Exercise data:
** BEGIN **

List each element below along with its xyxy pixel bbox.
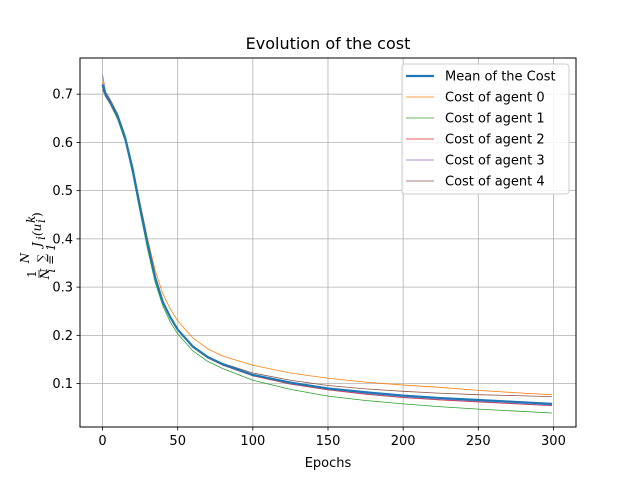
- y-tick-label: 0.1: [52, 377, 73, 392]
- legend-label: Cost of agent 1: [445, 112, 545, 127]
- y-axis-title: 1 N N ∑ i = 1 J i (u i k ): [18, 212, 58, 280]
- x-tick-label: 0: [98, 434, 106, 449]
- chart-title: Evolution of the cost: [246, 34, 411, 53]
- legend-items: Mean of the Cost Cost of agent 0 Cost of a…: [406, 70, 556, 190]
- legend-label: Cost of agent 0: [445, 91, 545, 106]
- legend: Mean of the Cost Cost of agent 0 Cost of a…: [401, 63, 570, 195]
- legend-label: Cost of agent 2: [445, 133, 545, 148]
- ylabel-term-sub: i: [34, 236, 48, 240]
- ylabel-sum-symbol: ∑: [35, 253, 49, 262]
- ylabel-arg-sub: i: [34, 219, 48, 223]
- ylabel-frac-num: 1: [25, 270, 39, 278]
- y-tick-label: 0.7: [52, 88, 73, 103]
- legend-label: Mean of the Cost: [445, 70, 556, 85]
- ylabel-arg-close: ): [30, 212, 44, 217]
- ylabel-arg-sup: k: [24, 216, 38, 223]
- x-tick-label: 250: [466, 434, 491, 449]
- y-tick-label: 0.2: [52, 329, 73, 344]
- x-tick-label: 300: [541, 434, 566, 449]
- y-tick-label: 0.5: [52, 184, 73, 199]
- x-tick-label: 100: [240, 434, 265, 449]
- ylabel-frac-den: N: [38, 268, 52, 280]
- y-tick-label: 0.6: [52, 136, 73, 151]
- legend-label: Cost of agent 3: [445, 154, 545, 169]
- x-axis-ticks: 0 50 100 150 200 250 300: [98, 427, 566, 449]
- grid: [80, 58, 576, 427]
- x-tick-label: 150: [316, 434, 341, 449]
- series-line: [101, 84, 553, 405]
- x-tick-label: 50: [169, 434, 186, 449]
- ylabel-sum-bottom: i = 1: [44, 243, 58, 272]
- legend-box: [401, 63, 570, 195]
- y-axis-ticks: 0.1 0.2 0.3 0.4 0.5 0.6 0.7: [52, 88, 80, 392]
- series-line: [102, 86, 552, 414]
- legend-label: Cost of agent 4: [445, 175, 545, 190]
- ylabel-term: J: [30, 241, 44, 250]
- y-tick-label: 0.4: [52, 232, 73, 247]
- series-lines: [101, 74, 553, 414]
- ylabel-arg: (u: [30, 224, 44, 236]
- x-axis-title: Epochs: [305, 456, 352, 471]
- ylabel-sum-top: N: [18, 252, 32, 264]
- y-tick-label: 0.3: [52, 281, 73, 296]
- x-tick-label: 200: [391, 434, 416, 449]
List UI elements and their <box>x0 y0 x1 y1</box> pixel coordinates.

** END **
** BEGIN **

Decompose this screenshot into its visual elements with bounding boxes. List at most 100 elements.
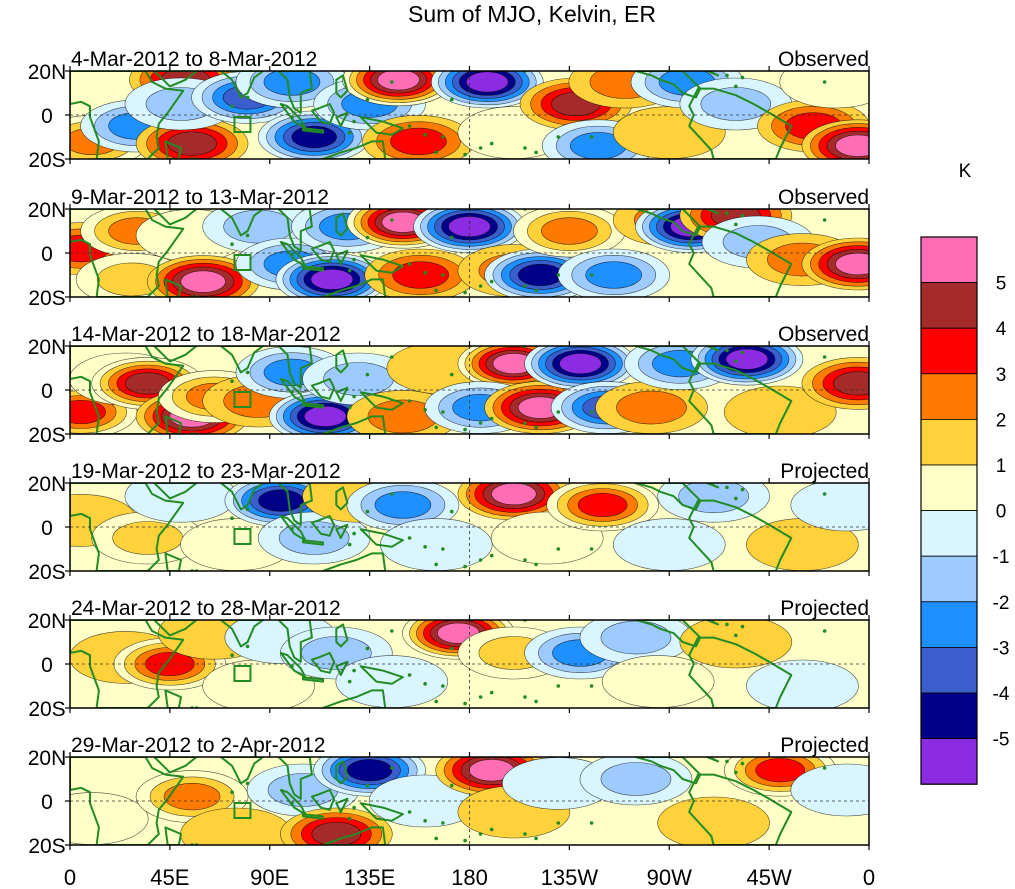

** END **

Task requirements:
Please rewrite the part that opens with the line containing "List each element" and closes with the line containing "- ylabel-sum-symbol: ∑: [35, 253, 49, 262]", replacing "legend-label" with "legend-entry" and leaving everything else unchanged. Include only those lines of the items, and omit the pictures.

Completed task:
List each element below along with its xyxy pixel bbox.
- y-tick-label: 0.1: [52, 377, 73, 392]
- legend-entry: Cost of agent 1: [445, 112, 545, 127]
- y-axis-title: 1 N N ∑ i = 1 J i (u i k ): [18, 212, 58, 280]
- x-tick-label: 0: [98, 434, 106, 449]
- chart-title: Evolution of the cost: [246, 34, 411, 53]
- legend-items: Mean of the Cost Cost of agent 0 Cost of a…: [406, 70, 556, 190]
- legend-entry: Cost of agent 0: [445, 91, 545, 106]
- legend: Mean of the Cost Cost of agent 0 Cost of a…: [401, 63, 570, 195]
- legend-entry: Cost of agent 2: [445, 133, 545, 148]
- ylabel-term-sub: i: [34, 236, 48, 240]
- ylabel-sum-symbol: ∑: [35, 253, 49, 262]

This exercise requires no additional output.